-- start Exercise material --
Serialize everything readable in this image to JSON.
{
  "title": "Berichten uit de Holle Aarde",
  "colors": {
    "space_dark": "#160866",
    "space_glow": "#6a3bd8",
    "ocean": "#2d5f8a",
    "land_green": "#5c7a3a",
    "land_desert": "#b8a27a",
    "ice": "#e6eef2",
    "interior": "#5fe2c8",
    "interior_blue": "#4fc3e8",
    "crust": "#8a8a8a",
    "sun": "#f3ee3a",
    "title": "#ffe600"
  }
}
-- end Exercise material --
Exercise task ->
Quote the data in full, keeping each word unchanged.

Final result ->
Serialize everything readable in this image to JSON.
{
  "title": "Berichten uit de Holle Aarde",
  "colors": {
    "space_dark": "#160866",
    "space_glow": "#6a3bd8",
    "ocean": "#2d5f8a",
    "land_green": "#5c7a3a",
    "land_desert": "#b8a27a",
    "ice": "#e6eef2",
    "interior": "#5fe2c8",
    "interior_blue": "#4fc3e8",
    "crust": "#8a8a8a",
    "sun": "#f3ee3a",
    "title": "#ffe600"
  }
}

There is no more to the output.